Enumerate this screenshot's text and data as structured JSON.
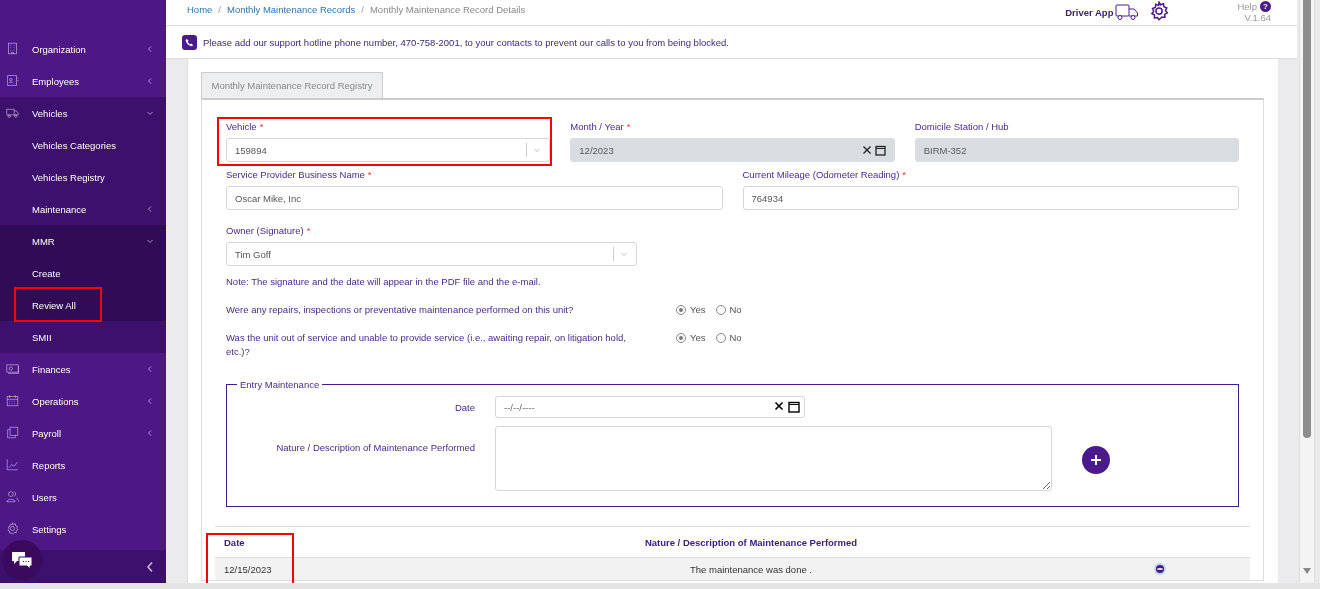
{
  "sidebar": {
    "items": [
      {
        "label": "Organization",
        "expanded": false,
        "highlighted": false
      },
      {
        "label": "Employees",
        "expanded": false,
        "highlighted": false
      },
      {
        "label": "Vehicles",
        "expanded": true,
        "highlighted": false,
        "children": [
          {
            "label": "Vehicles Categories",
            "highlighted": false
          },
          {
            "label": "Vehicles Registry",
            "highlighted": false
          },
          {
            "label": "Maintenance",
            "expanded": false,
            "highlighted": false
          },
          {
            "label": "MMR",
            "expanded": true,
            "highlighted": false,
            "children": [
              {
                "label": "Create",
                "highlighted": false
              },
              {
                "label": "Review All",
                "highlighted": true
              }
            ]
          },
          {
            "label": "SMII",
            "highlighted": false
          }
        ]
      },
      {
        "label": "Finances",
        "expanded": false,
        "highlighted": false
      },
      {
        "label": "Operations",
        "expanded": false,
        "highlighted": false
      },
      {
        "label": "Payroll",
        "expanded": false,
        "highlighted": false
      },
      {
        "label": "Reports",
        "highlighted": false
      },
      {
        "label": "Users",
        "highlighted": false
      },
      {
        "label": "Settings",
        "highlighted": false
      }
    ]
  },
  "header": {
    "breadcrumb": {
      "separator": "/",
      "items": [
        {
          "label": "Home",
          "current": false
        },
        {
          "label": "Monthly Maintenance Records",
          "current": false
        },
        {
          "label": "Monthly Maintenance Record Details",
          "current": true
        }
      ]
    },
    "driver_app": "Driver App",
    "help": "Help",
    "help_icon": "?",
    "version": "V.1.64"
  },
  "notice": {
    "text": "Please add our support hotline phone number, 470-758-2001, to your contacts to prevent our calls to you from being blocked."
  },
  "form": {
    "tabs": [
      {
        "label": "Monthly Maintenance Record Registry",
        "selected": true
      }
    ],
    "required_mark": "*",
    "field_rows": [
      [
        {
          "kind": "select",
          "label": "Vehicle",
          "required": true,
          "value": "159894",
          "highlighted": true
        },
        {
          "kind": "month",
          "label": "Month / Year",
          "required": true,
          "value": "12/2023",
          "disabled": true
        },
        {
          "kind": "text",
          "label": "Domicile Station / Hub",
          "required": false,
          "value": "BIRM-352",
          "disabled": true
        }
      ],
      [
        {
          "kind": "text",
          "label": "Service Provider Business Name",
          "required": true,
          "value": "Oscar Mike, Inc",
          "disabled": false
        },
        {
          "kind": "text",
          "label": "Current Mileage (Odometer Reading)",
          "required": true,
          "value": "764934",
          "disabled": false
        }
      ],
      [
        {
          "kind": "select",
          "label": "Owner (Signature)",
          "required": true,
          "value": "Tim Goff",
          "highlighted": false
        }
      ]
    ],
    "note": "Note: The signature and the date will appear in the PDF file and the e-mail.",
    "questions": [
      {
        "text": "Were any repairs, inspections or preventative maintenance performed on this unit?",
        "options": [
          {
            "label": "Yes",
            "selected": true
          },
          {
            "label": "No",
            "selected": false
          }
        ]
      },
      {
        "text": "Was the unit out of service and unable to provide service (i.e., awaiting repair, on litigation hold, etc.)?",
        "options": [
          {
            "label": "Yes",
            "selected": true
          },
          {
            "label": "No",
            "selected": false
          }
        ]
      }
    ],
    "entry": {
      "legend": "Entry Maintenance",
      "date_label": "Date",
      "date_placeholder": "--/--/----",
      "description_label": "Nature / Description of Maintenance Performed"
    },
    "table": {
      "columns": [
        {
          "label": "Date",
          "highlighted": true
        },
        {
          "label": "Nature / Description of Maintenance Performed",
          "highlighted": false
        }
      ],
      "rows": [
        {
          "cells": [
            "12/15/2023",
            "The maintenance was done ."
          ]
        }
      ]
    }
  }
}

--- --- ---

Leaving aside the images, write out the entries above word for word.

### Answer
Enumerate this screenshot's text and data as structured JSON.
{
  "sidebar": {
    "items": [
      {
        "label": "Organization",
        "expanded": false,
        "highlighted": false
      },
      {
        "label": "Employees",
        "expanded": false,
        "highlighted": false
      },
      {
        "label": "Vehicles",
        "expanded": true,
        "highlighted": false,
        "children": [
          {
            "label": "Vehicles Categories",
            "highlighted": false
          },
          {
            "label": "Vehicles Registry",
            "highlighted": false
          },
          {
            "label": "Maintenance",
            "expanded": false,
            "highlighted": false
          },
          {
            "label": "MMR",
            "expanded": true,
            "highlighted": false,
            "children": [
              {
                "label": "Create",
                "highlighted": false
              },
              {
                "label": "Review All",
                "highlighted": true
              }
            ]
          },
          {
            "label": "SMII",
            "highlighted": false
          }
        ]
      },
      {
        "label": "Finances",
        "expanded": false,
        "highlighted": false
      },
      {
        "label": "Operations",
        "expanded": false,
        "highlighted": false
      },
      {
        "label": "Payroll",
        "expanded": false,
        "highlighted": false
      },
      {
        "label": "Reports",
        "highlighted": false
      },
      {
        "label": "Users",
        "highlighted": false
      },
      {
        "label": "Settings",
        "highlighted": false
      }
    ]
  },
  "header": {
    "breadcrumb": {
      "separator": "/",
      "items": [
        {
          "label": "Home",
          "current": false
        },
        {
          "label": "Monthly Maintenance Records",
          "current": false
        },
        {
          "label": "Monthly Maintenance Record Details",
          "current": true
        }
      ]
    },
    "driver_app": "Driver App",
    "help": "Help",
    "help_icon": "?",
    "version": "V.1.64"
  },
  "notice": {
    "text": "Please add our support hotline phone number, 470-758-2001, to your contacts to prevent our calls to you from being blocked."
  },
  "form": {
    "tabs": [
      {
        "label": "Monthly Maintenance Record Registry",
        "selected": true
      }
    ],
    "required_mark": "*",
    "field_rows": [
      [
        {
          "kind": "select",
          "label": "Vehicle",
          "required": true,
          "value": "159894",
          "highlighted": true
        },
        {
          "kind": "month",
          "label": "Month / Year",
          "required": true,
          "value": "12/2023",
          "disabled": true
        },
        {
          "kind": "text",
          "label": "Domicile Station / Hub",
          "required": false,
          "value": "BIRM-352",
          "disabled": true
        }
      ],
      [
        {
          "kind": "text",
          "label": "Service Provider Business Name",
          "required": true,
          "value": "Oscar Mike, Inc",
          "disabled": false
        },
        {
          "kind": "text",
          "label": "Current Mileage (Odometer Reading)",
          "required": true,
          "value": "764934",
          "disabled": false
        }
      ],
      [
        {
          "kind": "select",
          "label": "Owner (Signature)",
          "required": true,
          "value": "Tim Goff",
          "highlighted": false
        }
      ]
    ],
    "note": "Note: The signature and the date will appear in the PDF file and the e-mail.",
    "questions": [
      {
        "text": "Were any repairs, inspections or preventative maintenance performed on this unit?",
        "options": [
          {
            "label": "Yes",
            "selected": true
          },
          {
            "label": "No",
            "selected": false
          }
        ]
      },
      {
        "text": "Was the unit out of service and unable to provide service (i.e., awaiting repair, on litigation hold, etc.)?",
        "options": [
          {
            "label": "Yes",
            "selected": true
          },
          {
            "label": "No",
            "selected": false
          }
        ]
      }
    ],
    "entry": {
      "legend": "Entry Maintenance",
      "date_label": "Date",
      "date_placeholder": "--/--/----",
      "description_label": "Nature / Description of Maintenance Performed"
    },
    "table": {
      "columns": [
        {
          "label": "Date",
          "highlighted": true
        },
        {
          "label": "Nature / Description of Maintenance Performed",
          "highlighted": false
        }
      ],
      "rows": [
        {
          "cells": [
            "12/15/2023",
            "The maintenance was done ."
          ]
        }
      ]
    }
  }
}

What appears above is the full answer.